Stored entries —
>> BEGIN

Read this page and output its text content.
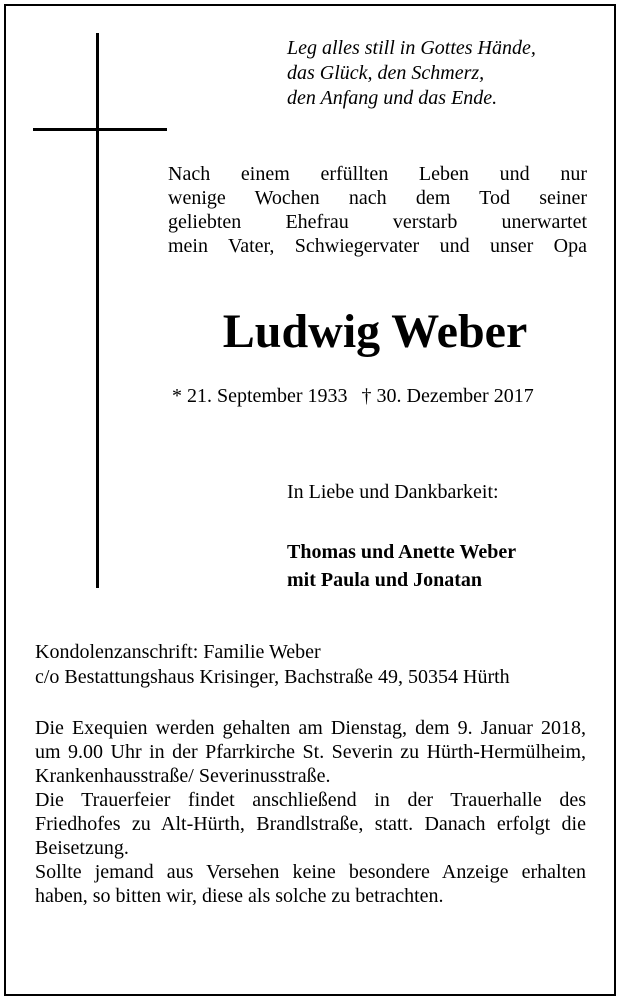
Leg alles still in Gottes Hände,
das Glück, den Schmerz,
den Anfang und das Ende.
Nach einem erfüllten Leben und nur
wenige Wochen nach dem Tod seiner
geliebten Ehefrau verstarb unerwartet
mein Vater, Schwiegervater und unser Opa
Ludwig Weber
* 21. September 1933 † 30. Dezember 2017
In Liebe und Dankbarkeit:
Thomas und Anette Weber
mit Paula und Jonatan
Kondolenzanschrift: Familie Weber
c/o Bestattungshaus Krisinger, Bachstraße 49, 50354 Hürth

Die Exequien werden gehalten am Dienstag, dem 9. Januar 2018, um 9.00 Uhr in der Pfarrkirche St. Severin zu Hürth-Hermülheim, Krankenhausstraße/ Severinusstraße.

Die Trauerfeier findet anschließend in der Trauerhalle des Friedhofes zu Alt-Hürth, Brandlstraße, statt. Danach erfolgt die Beisetzung.

Sollte jemand aus Versehen keine besondere Anzeige erhalten haben, so bitten wir, diese als solche zu betrachten.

>> END

Task — In the entries above, find lines with "Weber" and copy each.

Answer for this exercise —
Ludwig Weber
Thomas und Anette Weber
Kondolenzanschrift: Familie Weber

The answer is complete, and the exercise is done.